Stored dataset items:
------------

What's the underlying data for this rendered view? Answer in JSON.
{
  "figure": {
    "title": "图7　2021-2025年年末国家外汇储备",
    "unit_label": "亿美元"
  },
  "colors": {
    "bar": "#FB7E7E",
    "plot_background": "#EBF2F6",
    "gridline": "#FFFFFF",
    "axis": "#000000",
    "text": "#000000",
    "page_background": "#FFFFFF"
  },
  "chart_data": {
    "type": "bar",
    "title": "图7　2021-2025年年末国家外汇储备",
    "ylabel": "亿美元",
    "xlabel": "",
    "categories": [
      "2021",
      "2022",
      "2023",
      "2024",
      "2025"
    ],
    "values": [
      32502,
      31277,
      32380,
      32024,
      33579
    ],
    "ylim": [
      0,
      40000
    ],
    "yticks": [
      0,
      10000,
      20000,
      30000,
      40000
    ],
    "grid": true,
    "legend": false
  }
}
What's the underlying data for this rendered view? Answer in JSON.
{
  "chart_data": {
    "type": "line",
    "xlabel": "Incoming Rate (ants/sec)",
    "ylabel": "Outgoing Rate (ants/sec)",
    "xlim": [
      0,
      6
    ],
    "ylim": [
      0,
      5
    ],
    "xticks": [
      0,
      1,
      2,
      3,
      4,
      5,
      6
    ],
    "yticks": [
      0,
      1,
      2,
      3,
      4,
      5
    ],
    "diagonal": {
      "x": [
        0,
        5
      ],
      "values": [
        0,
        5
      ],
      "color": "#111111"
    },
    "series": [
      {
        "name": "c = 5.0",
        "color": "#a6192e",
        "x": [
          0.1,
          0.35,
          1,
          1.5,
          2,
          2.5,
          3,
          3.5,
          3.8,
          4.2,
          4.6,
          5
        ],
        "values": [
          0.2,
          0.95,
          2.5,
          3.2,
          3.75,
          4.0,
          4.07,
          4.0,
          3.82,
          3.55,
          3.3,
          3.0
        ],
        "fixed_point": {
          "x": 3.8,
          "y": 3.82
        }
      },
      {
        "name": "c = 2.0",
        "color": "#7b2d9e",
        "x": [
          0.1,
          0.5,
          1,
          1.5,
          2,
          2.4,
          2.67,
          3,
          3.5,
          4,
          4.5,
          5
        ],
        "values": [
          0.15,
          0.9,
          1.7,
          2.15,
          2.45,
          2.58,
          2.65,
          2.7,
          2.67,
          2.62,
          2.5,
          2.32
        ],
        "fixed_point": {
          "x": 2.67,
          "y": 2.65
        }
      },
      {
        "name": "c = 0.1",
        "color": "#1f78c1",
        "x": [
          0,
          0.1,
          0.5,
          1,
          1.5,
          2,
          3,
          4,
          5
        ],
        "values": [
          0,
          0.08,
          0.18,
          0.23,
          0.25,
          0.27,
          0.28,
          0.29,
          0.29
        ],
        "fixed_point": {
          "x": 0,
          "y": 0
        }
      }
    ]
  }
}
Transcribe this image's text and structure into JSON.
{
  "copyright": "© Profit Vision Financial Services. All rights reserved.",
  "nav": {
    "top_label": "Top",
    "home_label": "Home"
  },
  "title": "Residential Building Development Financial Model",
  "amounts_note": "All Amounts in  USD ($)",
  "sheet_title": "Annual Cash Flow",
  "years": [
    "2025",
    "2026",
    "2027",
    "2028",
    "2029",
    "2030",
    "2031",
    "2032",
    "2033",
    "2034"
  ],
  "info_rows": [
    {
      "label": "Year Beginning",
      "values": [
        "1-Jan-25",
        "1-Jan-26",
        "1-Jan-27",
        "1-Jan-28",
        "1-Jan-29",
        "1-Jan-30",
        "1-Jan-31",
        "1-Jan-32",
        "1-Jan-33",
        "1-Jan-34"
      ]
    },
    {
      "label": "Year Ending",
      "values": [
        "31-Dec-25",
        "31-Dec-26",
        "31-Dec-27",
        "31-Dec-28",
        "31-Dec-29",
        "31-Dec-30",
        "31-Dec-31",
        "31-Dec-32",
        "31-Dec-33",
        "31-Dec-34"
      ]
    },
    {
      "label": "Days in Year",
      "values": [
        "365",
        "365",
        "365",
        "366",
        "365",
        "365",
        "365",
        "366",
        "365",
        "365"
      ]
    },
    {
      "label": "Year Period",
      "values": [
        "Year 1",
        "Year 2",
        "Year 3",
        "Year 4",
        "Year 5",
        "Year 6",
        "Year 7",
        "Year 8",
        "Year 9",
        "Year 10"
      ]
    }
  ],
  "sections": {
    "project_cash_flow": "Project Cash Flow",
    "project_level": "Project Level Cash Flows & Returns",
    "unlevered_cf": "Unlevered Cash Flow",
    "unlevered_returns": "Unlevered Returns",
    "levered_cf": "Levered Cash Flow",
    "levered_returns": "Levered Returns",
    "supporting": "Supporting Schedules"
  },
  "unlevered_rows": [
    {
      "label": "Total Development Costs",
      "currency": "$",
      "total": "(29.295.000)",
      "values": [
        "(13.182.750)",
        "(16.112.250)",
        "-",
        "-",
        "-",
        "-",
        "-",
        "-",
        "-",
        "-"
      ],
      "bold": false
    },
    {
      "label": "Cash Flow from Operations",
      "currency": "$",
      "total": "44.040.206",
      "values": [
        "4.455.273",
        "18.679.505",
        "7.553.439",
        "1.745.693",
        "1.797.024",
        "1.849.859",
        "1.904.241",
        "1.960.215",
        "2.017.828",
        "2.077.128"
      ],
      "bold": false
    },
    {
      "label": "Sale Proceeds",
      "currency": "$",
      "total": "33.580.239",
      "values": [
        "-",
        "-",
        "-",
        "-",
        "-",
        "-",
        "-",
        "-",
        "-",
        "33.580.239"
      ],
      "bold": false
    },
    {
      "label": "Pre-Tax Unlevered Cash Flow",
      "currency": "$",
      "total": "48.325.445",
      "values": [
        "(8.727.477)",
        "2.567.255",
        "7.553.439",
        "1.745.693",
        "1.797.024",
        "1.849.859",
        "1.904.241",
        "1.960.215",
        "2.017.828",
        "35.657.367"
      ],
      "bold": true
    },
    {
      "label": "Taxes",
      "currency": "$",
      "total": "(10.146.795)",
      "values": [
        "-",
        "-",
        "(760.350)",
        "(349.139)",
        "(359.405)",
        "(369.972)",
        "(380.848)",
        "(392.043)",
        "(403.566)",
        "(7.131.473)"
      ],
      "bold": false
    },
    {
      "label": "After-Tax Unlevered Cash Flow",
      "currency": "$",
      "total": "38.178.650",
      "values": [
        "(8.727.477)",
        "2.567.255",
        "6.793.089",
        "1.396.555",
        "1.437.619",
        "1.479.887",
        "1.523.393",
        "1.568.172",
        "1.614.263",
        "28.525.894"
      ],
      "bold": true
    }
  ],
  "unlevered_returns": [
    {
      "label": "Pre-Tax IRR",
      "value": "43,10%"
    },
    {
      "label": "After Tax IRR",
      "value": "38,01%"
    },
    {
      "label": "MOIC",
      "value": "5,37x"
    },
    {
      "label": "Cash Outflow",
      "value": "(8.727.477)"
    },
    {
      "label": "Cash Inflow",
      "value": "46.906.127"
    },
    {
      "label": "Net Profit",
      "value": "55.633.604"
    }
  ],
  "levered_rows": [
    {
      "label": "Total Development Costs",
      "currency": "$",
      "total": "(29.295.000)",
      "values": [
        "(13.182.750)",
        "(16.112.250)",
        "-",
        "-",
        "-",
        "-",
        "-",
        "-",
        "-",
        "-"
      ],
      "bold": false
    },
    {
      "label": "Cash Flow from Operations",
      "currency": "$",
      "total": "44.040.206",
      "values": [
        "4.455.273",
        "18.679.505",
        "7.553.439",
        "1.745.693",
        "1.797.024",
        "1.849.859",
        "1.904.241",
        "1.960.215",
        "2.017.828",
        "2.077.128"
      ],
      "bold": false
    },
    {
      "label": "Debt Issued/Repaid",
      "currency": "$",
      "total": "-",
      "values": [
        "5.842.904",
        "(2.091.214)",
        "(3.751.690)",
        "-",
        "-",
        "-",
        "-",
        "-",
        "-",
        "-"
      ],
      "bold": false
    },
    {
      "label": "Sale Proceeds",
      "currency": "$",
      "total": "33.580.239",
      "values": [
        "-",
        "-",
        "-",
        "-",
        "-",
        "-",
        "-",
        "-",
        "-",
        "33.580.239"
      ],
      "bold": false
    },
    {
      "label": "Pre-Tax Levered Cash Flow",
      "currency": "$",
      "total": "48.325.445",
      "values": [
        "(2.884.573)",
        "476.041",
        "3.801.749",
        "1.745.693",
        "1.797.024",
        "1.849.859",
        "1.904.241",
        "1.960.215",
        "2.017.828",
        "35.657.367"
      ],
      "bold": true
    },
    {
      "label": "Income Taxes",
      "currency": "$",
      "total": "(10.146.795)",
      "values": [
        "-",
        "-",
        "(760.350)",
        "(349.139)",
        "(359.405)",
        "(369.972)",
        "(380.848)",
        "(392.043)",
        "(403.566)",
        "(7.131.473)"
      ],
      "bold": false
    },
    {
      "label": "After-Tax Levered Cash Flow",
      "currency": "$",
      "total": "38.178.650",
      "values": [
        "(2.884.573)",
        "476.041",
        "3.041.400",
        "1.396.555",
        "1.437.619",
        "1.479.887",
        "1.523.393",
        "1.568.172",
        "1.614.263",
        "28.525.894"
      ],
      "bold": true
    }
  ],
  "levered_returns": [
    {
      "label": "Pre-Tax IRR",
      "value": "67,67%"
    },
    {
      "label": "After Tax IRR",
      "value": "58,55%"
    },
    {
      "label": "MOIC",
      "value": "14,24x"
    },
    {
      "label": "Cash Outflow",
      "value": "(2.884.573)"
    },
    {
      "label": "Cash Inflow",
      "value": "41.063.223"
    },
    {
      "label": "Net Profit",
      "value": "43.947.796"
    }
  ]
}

------------

→ YOUR OBJECTIVE: In the lines above, locate the string "xlabel". Copy every line where it occurs.

→ FINISHED EXERCISE:
    "xlabel": "",
    "xlabel": "Incoming Rate (ants/sec)",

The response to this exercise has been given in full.